= AIM =
Turn the data lines from the one containing "cell: [456, 80, 462, 85]" through the one containing "micrograph-minus-0.4v: 100 µm: [123, 2, 366, 186]", both included, into a numbered list, leaving out any blank lines.
== == ==
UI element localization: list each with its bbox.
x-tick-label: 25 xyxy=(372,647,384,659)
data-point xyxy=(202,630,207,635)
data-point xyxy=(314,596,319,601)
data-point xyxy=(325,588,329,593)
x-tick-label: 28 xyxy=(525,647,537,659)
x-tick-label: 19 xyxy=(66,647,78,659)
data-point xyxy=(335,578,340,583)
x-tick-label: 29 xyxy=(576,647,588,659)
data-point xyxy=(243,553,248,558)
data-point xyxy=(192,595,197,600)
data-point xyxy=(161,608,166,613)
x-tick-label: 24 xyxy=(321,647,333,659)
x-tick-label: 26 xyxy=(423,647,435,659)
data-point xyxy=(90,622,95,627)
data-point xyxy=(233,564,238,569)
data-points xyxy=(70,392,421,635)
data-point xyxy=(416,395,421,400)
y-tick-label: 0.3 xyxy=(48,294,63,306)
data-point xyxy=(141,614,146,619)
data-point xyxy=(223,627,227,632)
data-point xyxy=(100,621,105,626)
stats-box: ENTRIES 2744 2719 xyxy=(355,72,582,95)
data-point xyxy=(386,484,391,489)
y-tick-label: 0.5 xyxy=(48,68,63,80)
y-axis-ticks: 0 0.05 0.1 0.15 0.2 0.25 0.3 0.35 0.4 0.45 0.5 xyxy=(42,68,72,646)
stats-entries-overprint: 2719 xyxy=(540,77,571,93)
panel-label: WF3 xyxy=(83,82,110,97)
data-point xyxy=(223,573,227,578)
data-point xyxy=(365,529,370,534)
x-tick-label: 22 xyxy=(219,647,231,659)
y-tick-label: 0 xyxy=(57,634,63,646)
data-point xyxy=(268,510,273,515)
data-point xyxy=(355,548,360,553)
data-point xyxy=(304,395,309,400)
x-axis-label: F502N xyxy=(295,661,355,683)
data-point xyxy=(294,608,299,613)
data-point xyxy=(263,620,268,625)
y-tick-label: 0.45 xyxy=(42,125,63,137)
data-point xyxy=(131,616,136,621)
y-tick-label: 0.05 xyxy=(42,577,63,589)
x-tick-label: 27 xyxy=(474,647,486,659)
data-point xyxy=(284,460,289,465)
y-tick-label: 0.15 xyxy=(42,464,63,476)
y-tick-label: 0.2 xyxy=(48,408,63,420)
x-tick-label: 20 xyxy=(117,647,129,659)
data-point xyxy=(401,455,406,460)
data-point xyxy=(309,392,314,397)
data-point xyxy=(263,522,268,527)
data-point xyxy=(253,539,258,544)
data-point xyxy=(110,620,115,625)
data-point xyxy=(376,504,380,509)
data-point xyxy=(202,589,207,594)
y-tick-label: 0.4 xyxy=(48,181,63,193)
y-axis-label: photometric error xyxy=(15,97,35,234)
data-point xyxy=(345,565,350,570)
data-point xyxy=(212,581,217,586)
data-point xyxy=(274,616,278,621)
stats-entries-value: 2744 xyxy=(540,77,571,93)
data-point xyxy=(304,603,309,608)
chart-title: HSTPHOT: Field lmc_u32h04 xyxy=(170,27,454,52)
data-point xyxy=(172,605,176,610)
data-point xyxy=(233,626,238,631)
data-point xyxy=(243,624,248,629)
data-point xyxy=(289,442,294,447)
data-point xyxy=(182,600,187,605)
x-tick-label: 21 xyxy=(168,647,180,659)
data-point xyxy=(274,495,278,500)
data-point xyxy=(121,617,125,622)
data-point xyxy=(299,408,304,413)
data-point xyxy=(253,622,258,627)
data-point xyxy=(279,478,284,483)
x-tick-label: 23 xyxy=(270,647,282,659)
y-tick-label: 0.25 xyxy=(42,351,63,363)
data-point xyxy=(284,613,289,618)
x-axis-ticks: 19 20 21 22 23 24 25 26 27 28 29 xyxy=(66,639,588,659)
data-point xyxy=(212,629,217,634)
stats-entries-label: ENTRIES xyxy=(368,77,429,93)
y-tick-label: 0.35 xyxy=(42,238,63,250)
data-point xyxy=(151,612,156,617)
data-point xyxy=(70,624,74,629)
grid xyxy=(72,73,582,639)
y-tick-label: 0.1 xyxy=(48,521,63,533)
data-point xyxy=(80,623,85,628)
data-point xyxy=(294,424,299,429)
== == ==
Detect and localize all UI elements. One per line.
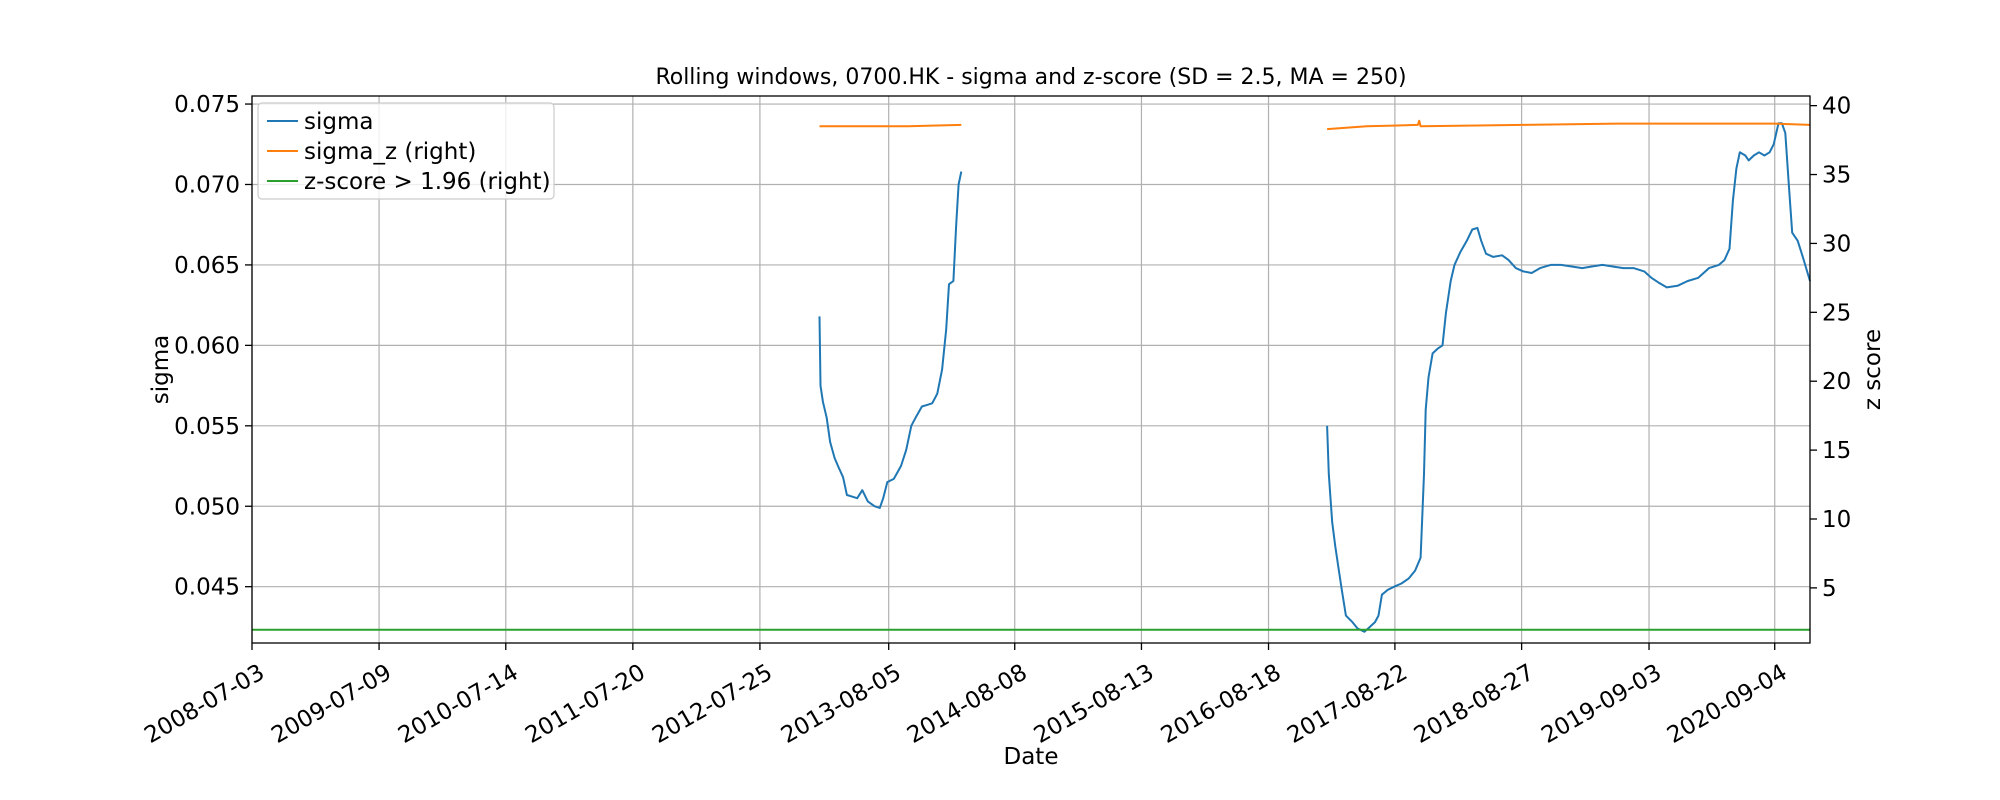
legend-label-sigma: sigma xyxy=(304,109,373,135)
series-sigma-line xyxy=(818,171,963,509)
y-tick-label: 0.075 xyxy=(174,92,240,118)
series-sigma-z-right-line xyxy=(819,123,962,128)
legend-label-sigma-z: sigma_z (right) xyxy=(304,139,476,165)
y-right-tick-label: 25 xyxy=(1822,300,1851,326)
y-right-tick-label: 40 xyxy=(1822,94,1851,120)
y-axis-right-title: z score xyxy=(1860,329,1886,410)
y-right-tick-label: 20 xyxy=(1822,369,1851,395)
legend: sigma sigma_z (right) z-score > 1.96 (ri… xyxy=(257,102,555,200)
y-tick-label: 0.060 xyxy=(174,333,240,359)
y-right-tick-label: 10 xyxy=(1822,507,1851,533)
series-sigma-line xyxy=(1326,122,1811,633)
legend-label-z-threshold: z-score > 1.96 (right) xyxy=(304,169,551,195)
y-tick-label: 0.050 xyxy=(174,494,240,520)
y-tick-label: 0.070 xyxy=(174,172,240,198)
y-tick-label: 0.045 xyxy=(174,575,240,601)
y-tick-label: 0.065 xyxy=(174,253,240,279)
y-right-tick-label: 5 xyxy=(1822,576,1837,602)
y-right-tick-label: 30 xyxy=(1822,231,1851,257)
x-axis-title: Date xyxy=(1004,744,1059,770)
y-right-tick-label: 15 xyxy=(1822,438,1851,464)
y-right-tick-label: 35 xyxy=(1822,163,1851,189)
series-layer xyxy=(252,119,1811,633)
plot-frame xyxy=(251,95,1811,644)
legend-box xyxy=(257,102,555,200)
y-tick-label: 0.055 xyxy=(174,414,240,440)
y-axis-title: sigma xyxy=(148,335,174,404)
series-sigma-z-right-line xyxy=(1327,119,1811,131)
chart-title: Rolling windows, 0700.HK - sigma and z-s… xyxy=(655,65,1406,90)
== == ==
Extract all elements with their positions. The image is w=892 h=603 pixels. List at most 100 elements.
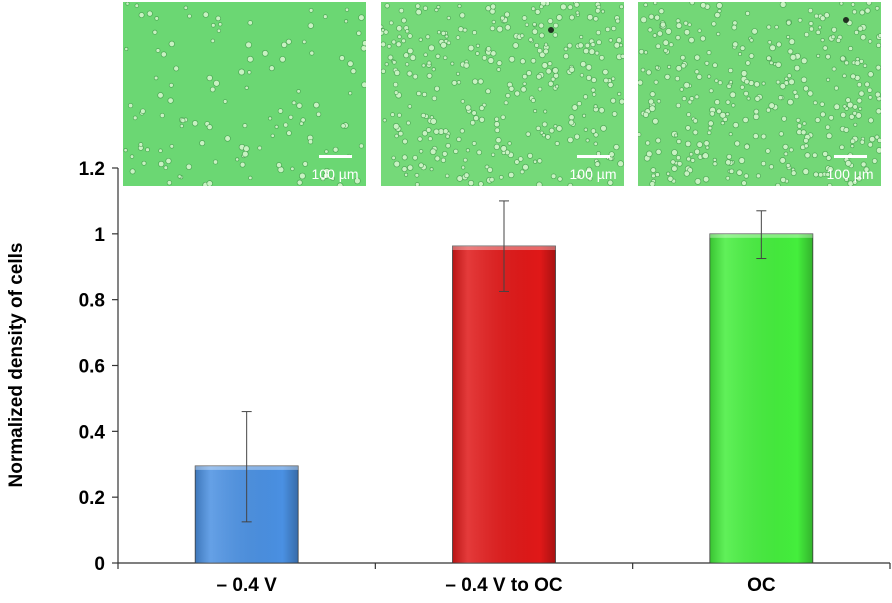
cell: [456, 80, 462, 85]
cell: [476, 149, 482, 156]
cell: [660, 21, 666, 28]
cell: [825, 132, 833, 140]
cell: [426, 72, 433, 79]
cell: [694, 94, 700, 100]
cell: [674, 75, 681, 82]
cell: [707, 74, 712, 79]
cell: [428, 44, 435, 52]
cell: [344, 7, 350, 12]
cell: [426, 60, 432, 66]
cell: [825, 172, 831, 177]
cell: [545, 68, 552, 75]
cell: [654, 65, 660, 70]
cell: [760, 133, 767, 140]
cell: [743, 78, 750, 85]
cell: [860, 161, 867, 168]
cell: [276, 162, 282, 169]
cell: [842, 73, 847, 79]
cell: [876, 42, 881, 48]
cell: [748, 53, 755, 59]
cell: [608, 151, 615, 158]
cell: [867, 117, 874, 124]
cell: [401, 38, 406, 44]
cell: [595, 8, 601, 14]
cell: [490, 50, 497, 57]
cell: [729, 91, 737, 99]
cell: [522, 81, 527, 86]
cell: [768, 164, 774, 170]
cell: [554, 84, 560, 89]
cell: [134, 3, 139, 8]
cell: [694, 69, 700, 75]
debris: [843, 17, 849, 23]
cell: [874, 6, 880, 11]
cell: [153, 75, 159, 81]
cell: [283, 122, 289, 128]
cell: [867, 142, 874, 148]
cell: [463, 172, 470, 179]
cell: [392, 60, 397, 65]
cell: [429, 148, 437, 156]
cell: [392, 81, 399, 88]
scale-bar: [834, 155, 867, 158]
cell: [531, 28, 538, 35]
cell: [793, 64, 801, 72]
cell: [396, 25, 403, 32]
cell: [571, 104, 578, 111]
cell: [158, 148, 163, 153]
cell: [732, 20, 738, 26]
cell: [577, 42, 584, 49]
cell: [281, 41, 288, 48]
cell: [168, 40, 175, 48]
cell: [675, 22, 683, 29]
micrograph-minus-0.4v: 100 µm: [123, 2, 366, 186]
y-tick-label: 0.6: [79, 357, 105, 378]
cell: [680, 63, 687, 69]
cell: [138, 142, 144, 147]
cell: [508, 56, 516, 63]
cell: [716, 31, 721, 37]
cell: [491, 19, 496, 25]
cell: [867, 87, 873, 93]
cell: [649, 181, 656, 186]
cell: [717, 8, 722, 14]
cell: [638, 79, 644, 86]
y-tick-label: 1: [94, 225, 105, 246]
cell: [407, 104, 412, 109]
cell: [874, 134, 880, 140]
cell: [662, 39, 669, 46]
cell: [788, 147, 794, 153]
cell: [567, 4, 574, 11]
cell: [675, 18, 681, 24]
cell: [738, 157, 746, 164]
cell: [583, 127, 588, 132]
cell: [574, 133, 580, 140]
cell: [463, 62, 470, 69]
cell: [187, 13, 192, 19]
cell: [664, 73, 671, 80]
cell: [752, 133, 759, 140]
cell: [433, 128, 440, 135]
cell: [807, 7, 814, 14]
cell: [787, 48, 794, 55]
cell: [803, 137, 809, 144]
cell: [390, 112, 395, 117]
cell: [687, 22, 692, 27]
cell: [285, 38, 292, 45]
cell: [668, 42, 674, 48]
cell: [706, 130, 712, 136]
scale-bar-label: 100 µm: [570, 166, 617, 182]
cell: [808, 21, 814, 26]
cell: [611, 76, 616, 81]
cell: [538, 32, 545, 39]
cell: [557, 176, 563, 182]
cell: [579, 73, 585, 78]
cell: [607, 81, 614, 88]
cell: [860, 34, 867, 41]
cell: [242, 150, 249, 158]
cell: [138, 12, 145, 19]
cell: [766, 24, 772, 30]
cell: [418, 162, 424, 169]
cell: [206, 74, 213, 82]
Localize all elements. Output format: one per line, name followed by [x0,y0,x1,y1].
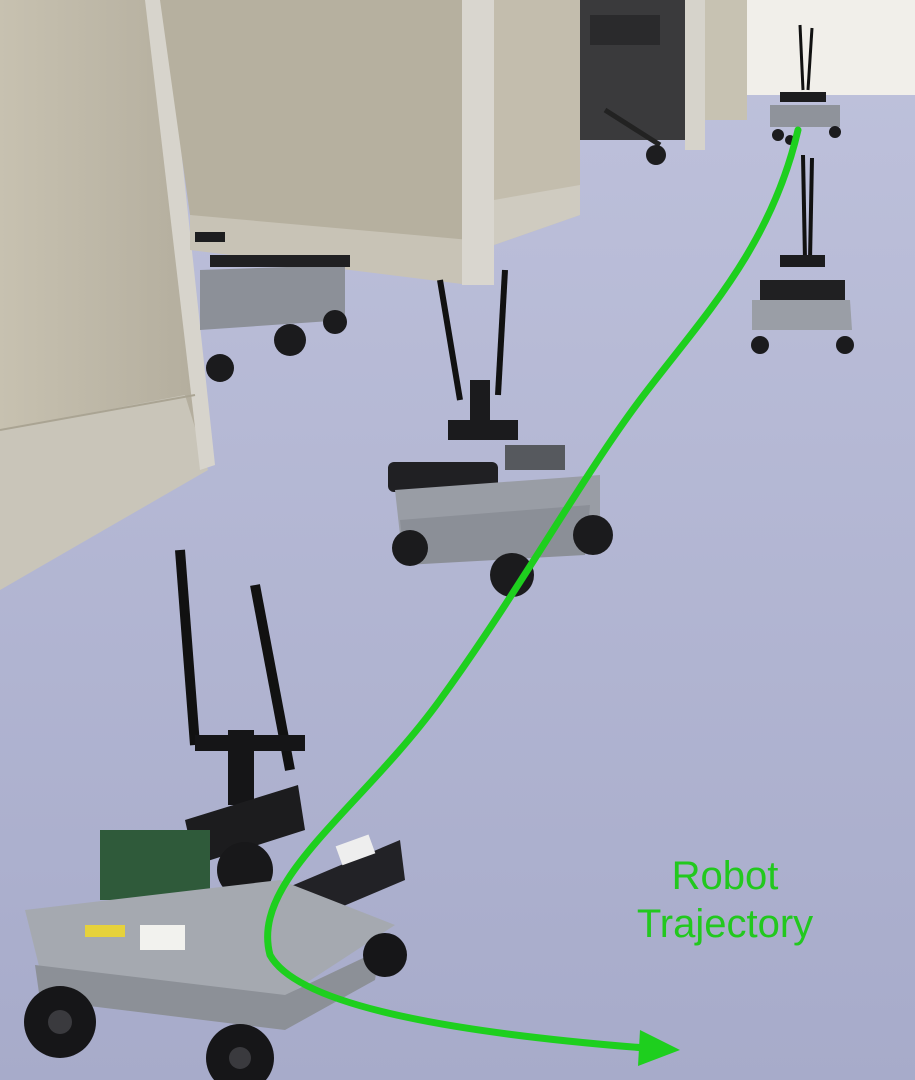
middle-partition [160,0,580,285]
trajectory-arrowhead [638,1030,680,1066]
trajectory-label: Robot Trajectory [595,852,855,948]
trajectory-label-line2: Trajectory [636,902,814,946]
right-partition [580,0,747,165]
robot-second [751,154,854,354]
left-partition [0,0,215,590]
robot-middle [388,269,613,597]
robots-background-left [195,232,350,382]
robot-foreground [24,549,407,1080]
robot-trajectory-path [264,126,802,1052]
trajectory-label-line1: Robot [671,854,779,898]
== == ==
= CORRECT ANSWER =
1. cell: [456, 80, 462, 85]
2. cell: [476, 149, 482, 156]
3. cell: [660, 21, 666, 28]
4. cell: [825, 132, 833, 140]
5. cell: [426, 72, 433, 79]
6. cell: [694, 94, 700, 100]
7. cell: [674, 75, 681, 82]
8. cell: [707, 74, 712, 79]
9. cell: [428, 44, 435, 52]
10. cell: [344, 7, 350, 12]
11. cell: [426, 60, 432, 66]
12. cell: [825, 172, 831, 177]
13. cell: [545, 68, 552, 75]
14. cell: [654, 65, 660, 70]
15. cell: [760, 133, 767, 140]
16. cell: [743, 78, 750, 85]
17. cell: [860, 161, 867, 168]
18. cell: [276, 162, 282, 169]
19. cell: [842, 73, 847, 79]
20. cell: [876, 42, 881, 48]
21. cell: [748, 53, 755, 59]
22. cell: [608, 151, 615, 158]
23. cell: [867, 117, 874, 124]
24. cell: [401, 38, 406, 44]
25. cell: [595, 8, 601, 14]
26. cell: [490, 50, 497, 57]
27. cell: [729, 91, 737, 99]
28. cell: [522, 81, 527, 86]
29. cell: [768, 164, 774, 170]
30. cell: [554, 84, 560, 89]
31. cell: [134, 3, 139, 8]
32. cell: [694, 69, 700, 75]
33. debris: [843, 17, 849, 23]
34. cell: [874, 6, 880, 11]
35. cell: [153, 75, 159, 81]
36. cell: [283, 122, 289, 128]
37. cell: [867, 142, 874, 148]
38. cell: [463, 172, 470, 179]
39. cell: [392, 60, 397, 65]
40. cell: [429, 148, 437, 156]
41. cell: [392, 81, 399, 88]
42. scale-bar: [834, 155, 867, 158]
43. cell: [531, 28, 538, 35]
44. cell: [793, 64, 801, 72]
45. cell: [396, 25, 403, 32]
46. cell: [571, 104, 578, 111]
47. cell: [158, 148, 163, 153]
48. cell: [732, 20, 738, 26]
49. cell: [577, 42, 584, 49]
50. cell: [281, 41, 288, 48]
51. cell: [168, 40, 175, 48]
52. cell: [675, 22, 683, 29]
53. micrograph-minus-0.4v: 100 µm: [123, 2, 366, 186]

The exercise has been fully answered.